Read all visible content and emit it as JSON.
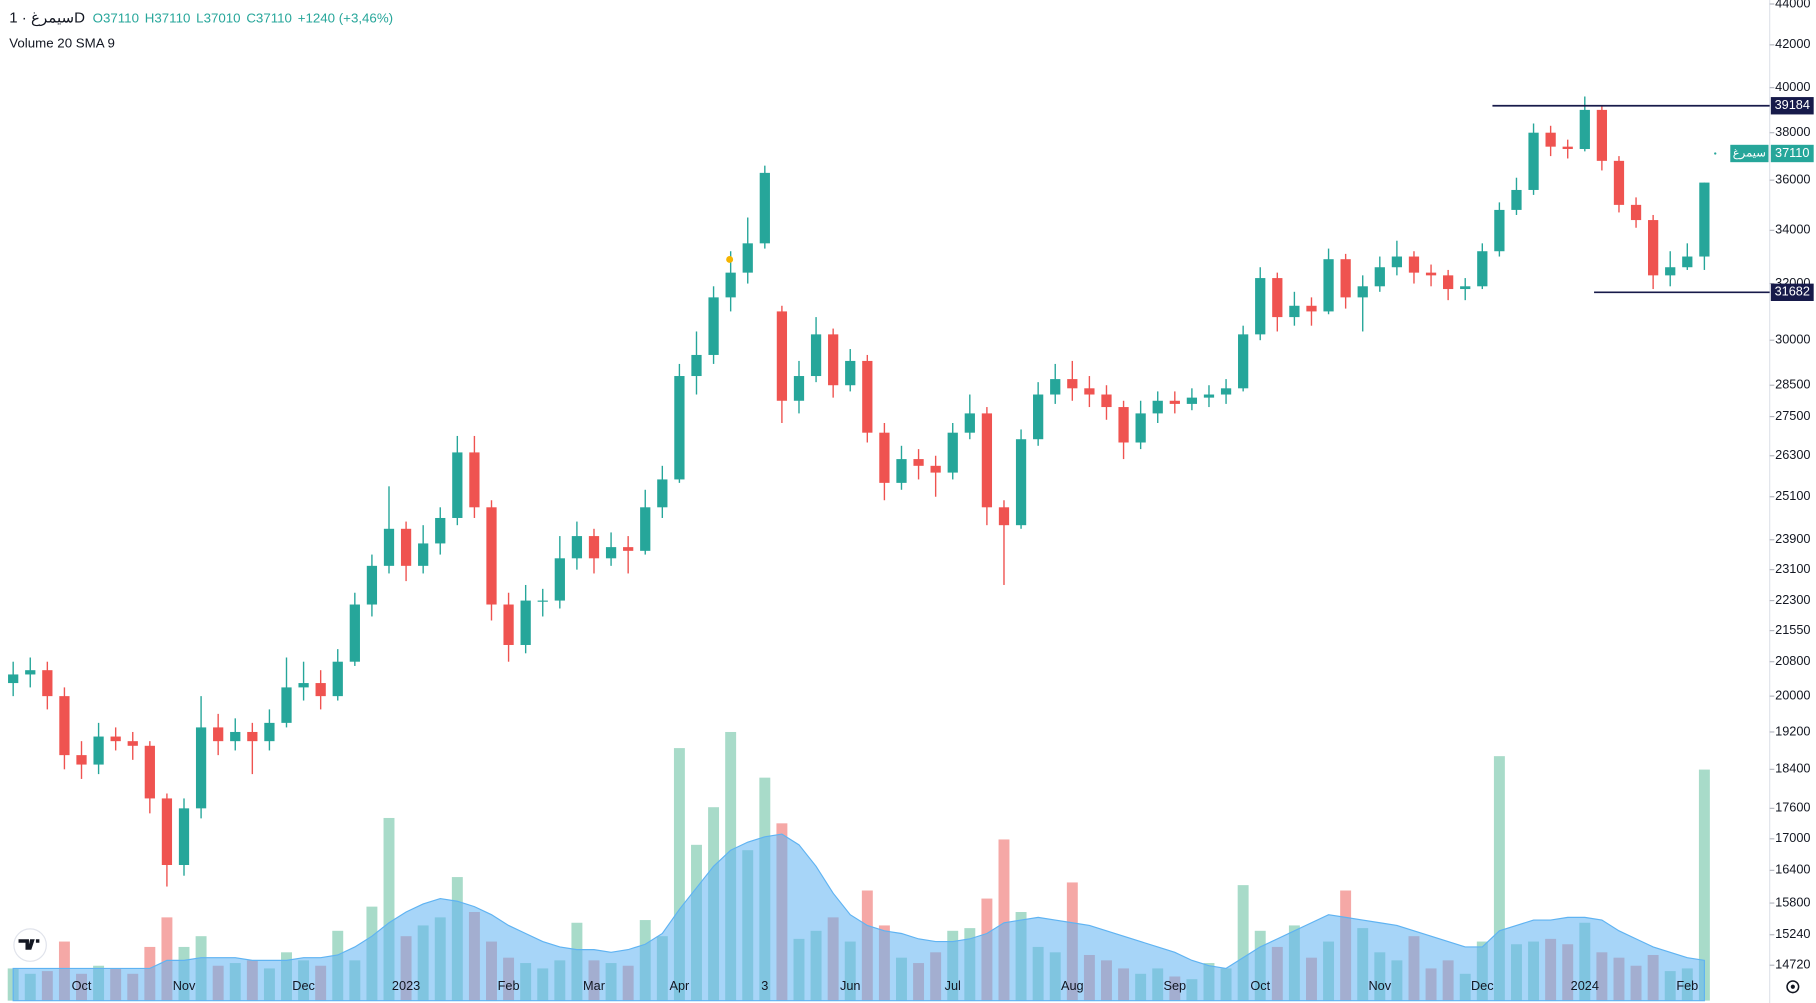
{
  "chart_data": {
    "type": "candlestick",
    "symbol_line": "سیمرغ · 1D",
    "ohlc": [
      "O37110",
      "H37110",
      "L37010",
      "C37110",
      "+1240 (+3,46%)"
    ],
    "indicator": "Volume 20 SMA 9",
    "log_scale": true,
    "grid": false,
    "colors": {
      "up": "#26a69a",
      "down": "#ef5350",
      "volume_up": "#a8dbc9",
      "volume_down": "#f5a8a6",
      "sma": "#5fb3f2",
      "level": "#171a4a"
    },
    "categories": [
      null,
      null,
      null,
      null,
      "Oct",
      null,
      null,
      null,
      null,
      null,
      "Nov",
      null,
      null,
      null,
      null,
      null,
      null,
      "Dec",
      null,
      null,
      null,
      null,
      null,
      "2023",
      null,
      null,
      null,
      null,
      null,
      "Feb",
      null,
      null,
      null,
      null,
      "Mar",
      null,
      null,
      null,
      null,
      "Apr",
      null,
      null,
      null,
      null,
      "3",
      null,
      null,
      null,
      null,
      "Jun",
      null,
      null,
      null,
      null,
      null,
      "Jul",
      null,
      null,
      null,
      null,
      null,
      null,
      "Aug",
      null,
      null,
      null,
      null,
      null,
      "Sep",
      null,
      null,
      null,
      null,
      "Oct",
      null,
      null,
      null,
      null,
      null,
      null,
      "Nov",
      null,
      null,
      null,
      null,
      null,
      "Dec",
      null,
      null,
      null,
      null,
      null,
      "2024",
      null,
      null,
      null,
      null,
      null,
      "Feb",
      null
    ],
    "open": [
      20300,
      20500,
      20600,
      20000,
      18700,
      18500,
      19100,
      19000,
      18900,
      17800,
      16500,
      17600,
      19300,
      19000,
      19200,
      19000,
      19400,
      20200,
      20300,
      20000,
      20800,
      22200,
      23200,
      24200,
      23200,
      23800,
      24500,
      26400,
      24800,
      22200,
      21200,
      22300,
      22300,
      23400,
      24000,
      23400,
      23700,
      23600,
      24800,
      25600,
      28800,
      29500,
      31500,
      32400,
      33500,
      31000,
      28000,
      28800,
      30200,
      28500,
      29300,
      27000,
      25500,
      26200,
      26000,
      25800,
      27000,
      27600,
      24800,
      24300,
      26800,
      28200,
      28700,
      28400,
      28200,
      27800,
      26700,
      27600,
      28000,
      27900,
      28100,
      28200,
      28400,
      30200,
      32200,
      30800,
      31200,
      31000,
      32900,
      31500,
      31900,
      32600,
      33000,
      32400,
      32300,
      31800,
      31900,
      33200,
      34800,
      35600,
      38000,
      37400,
      37300,
      39000,
      36800,
      35000,
      34400,
      32300,
      32600,
      33000
    ],
    "high": [
      20800,
      20900,
      20800,
      20200,
      19000,
      19400,
      19300,
      19200,
      19000,
      17900,
      17800,
      20000,
      19600,
      19500,
      19400,
      19700,
      20900,
      20800,
      20600,
      21100,
      22500,
      23500,
      25400,
      24400,
      24300,
      24800,
      26900,
      26900,
      25000,
      22500,
      22700,
      22600,
      24000,
      24400,
      24200,
      24100,
      24000,
      25300,
      26000,
      29200,
      30300,
      31900,
      33200,
      34500,
      36600,
      31200,
      29300,
      30800,
      30400,
      29700,
      29500,
      27300,
      26600,
      26500,
      26300,
      27300,
      28200,
      27800,
      25000,
      27100,
      28600,
      29200,
      29300,
      28800,
      28500,
      28000,
      28000,
      28300,
      28300,
      28400,
      28500,
      28700,
      30500,
      32600,
      32400,
      31700,
      31500,
      33300,
      33100,
      32300,
      33000,
      33600,
      33200,
      32700,
      32500,
      32200,
      33500,
      35100,
      36100,
      38400,
      38300,
      37700,
      39600,
      39200,
      37000,
      35300,
      34600,
      33200,
      33500,
      35900
    ],
    "low": [
      20000,
      20200,
      19700,
      18400,
      18200,
      18300,
      18800,
      18600,
      17500,
      16100,
      16300,
      17400,
      18700,
      18800,
      18300,
      18800,
      19300,
      19900,
      19700,
      19900,
      20700,
      21900,
      23000,
      22800,
      23000,
      23500,
      24300,
      24500,
      21800,
      20800,
      21000,
      21900,
      22100,
      23100,
      23000,
      23200,
      23000,
      23500,
      24500,
      25500,
      28200,
      29200,
      31000,
      32000,
      33300,
      27300,
      27600,
      28600,
      28100,
      28300,
      26700,
      25000,
      25300,
      25600,
      25100,
      25600,
      26800,
      24300,
      22700,
      24200,
      26600,
      27900,
      28000,
      27800,
      27400,
      26200,
      26500,
      27300,
      27600,
      27700,
      27800,
      27900,
      28300,
      30000,
      30300,
      30500,
      30500,
      30900,
      31100,
      30300,
      31700,
      32300,
      32000,
      31900,
      31400,
      31400,
      31800,
      33000,
      34600,
      35400,
      37000,
      36900,
      37200,
      36400,
      34700,
      34100,
      31800,
      31900,
      32500,
      32500
    ],
    "close": [
      20500,
      20600,
      20000,
      18700,
      18500,
      19100,
      19000,
      18900,
      17800,
      16500,
      17600,
      19300,
      19000,
      19200,
      19000,
      19400,
      20200,
      20300,
      20000,
      20800,
      22200,
      23200,
      24200,
      23200,
      23800,
      24500,
      26400,
      24800,
      22200,
      21200,
      22300,
      22300,
      23400,
      24000,
      23400,
      23700,
      23600,
      24800,
      25600,
      28800,
      29500,
      31500,
      32400,
      33500,
      36300,
      28000,
      28800,
      30200,
      28500,
      29300,
      27000,
      25500,
      26200,
      26000,
      25800,
      27000,
      27600,
      24800,
      24300,
      26800,
      28200,
      28700,
      28400,
      28200,
      27800,
      26700,
      27600,
      28000,
      27900,
      28100,
      28200,
      28400,
      30200,
      32200,
      30800,
      31200,
      31000,
      32900,
      31500,
      31900,
      32600,
      33000,
      32400,
      32300,
      31800,
      31900,
      33200,
      34800,
      35600,
      38000,
      37400,
      37300,
      39000,
      36800,
      35000,
      34400,
      32300,
      32600,
      33000,
      35900
    ],
    "volume": [
      1.2,
      1.0,
      1.1,
      2.2,
      1.0,
      1.3,
      1.2,
      1.0,
      2.0,
      3.1,
      2.0,
      2.4,
      1.3,
      1.4,
      1.5,
      1.2,
      1.8,
      1.5,
      1.3,
      2.6,
      1.5,
      3.5,
      6.8,
      2.4,
      2.8,
      3.1,
      4.6,
      3.3,
      2.2,
      1.6,
      1.4,
      1.2,
      1.5,
      2.9,
      1.5,
      1.4,
      1.3,
      3.0,
      2.4,
      9.4,
      5.8,
      7.2,
      10.0,
      5.6,
      8.3,
      6.6,
      2.3,
      2.6,
      3.1,
      2.2,
      4.1,
      2.8,
      1.6,
      1.4,
      1.8,
      2.6,
      2.7,
      3.8,
      6.0,
      3.3,
      2.0,
      1.8,
      4.4,
      1.7,
      1.5,
      1.2,
      1.0,
      1.2,
      0.9,
      0.8,
      1.4,
      1.2,
      4.3,
      2.6,
      2.0,
      2.8,
      1.6,
      2.2,
      4.1,
      2.7,
      1.8,
      1.5,
      2.4,
      1.2,
      1.5,
      1.0,
      2.2,
      9.1,
      2.1,
      2.2,
      2.3,
      2.1,
      2.9,
      1.8,
      1.6,
      1.3,
      1.7,
      1.1,
      1.2,
      8.6
    ],
    "volume_sma": [
      1.2,
      1.2,
      1.2,
      1.2,
      1.2,
      1.2,
      1.2,
      1.2,
      1.2,
      1.5,
      1.5,
      1.6,
      1.6,
      1.6,
      1.5,
      1.5,
      1.5,
      1.6,
      1.6,
      1.7,
      2.0,
      2.4,
      2.9,
      3.3,
      3.6,
      3.8,
      3.7,
      3.5,
      3.2,
      2.8,
      2.5,
      2.2,
      2.0,
      1.9,
      1.9,
      1.8,
      1.9,
      2.1,
      2.5,
      3.4,
      4.2,
      5.0,
      5.6,
      5.9,
      6.1,
      6.2,
      5.8,
      5.0,
      4.0,
      3.2,
      2.8,
      2.6,
      2.5,
      2.3,
      2.2,
      2.2,
      2.3,
      2.5,
      2.9,
      3.0,
      3.1,
      3.0,
      2.9,
      2.8,
      2.6,
      2.4,
      2.2,
      2.0,
      1.8,
      1.5,
      1.3,
      1.2,
      1.6,
      2.0,
      2.3,
      2.6,
      2.9,
      3.2,
      3.1,
      3.0,
      2.9,
      2.8,
      2.6,
      2.4,
      2.2,
      2.0,
      2.0,
      2.6,
      2.8,
      3.0,
      3.0,
      3.1,
      3.1,
      3.0,
      2.6,
      2.3,
      2.0,
      1.8,
      1.6,
      1.5
    ],
    "volume_ylim": [
      0,
      10
    ],
    "ylim": [
      14100,
      44200
    ],
    "yticks": [
      44000,
      42000,
      40000,
      38000,
      36000,
      34000,
      32000,
      30000,
      28500,
      27500,
      26300,
      25100,
      23900,
      23100,
      22300,
      21550,
      20800,
      20000,
      19200,
      18400,
      17600,
      17000,
      16400,
      15800,
      15240,
      14720
    ],
    "levels": [
      39184,
      31682
    ],
    "last_price": 37110,
    "last_label": "سیمرغ"
  }
}
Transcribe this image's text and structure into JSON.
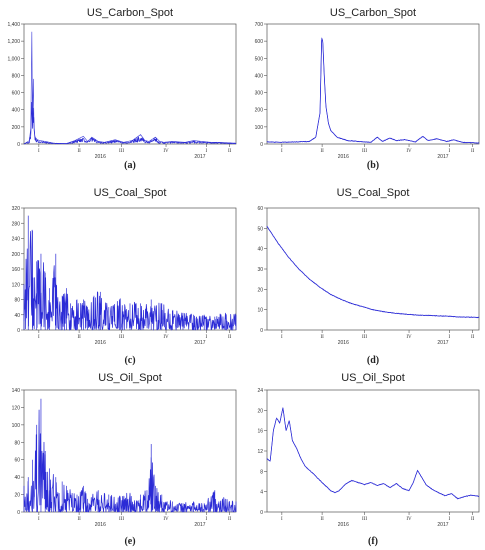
------------
Exercise goal: Find each line in the records holding the string "سیمرغ" and show it.

Result below:
    "symbol_line": "سیمرغ · 1D",
    "last_label": "سیمرغ"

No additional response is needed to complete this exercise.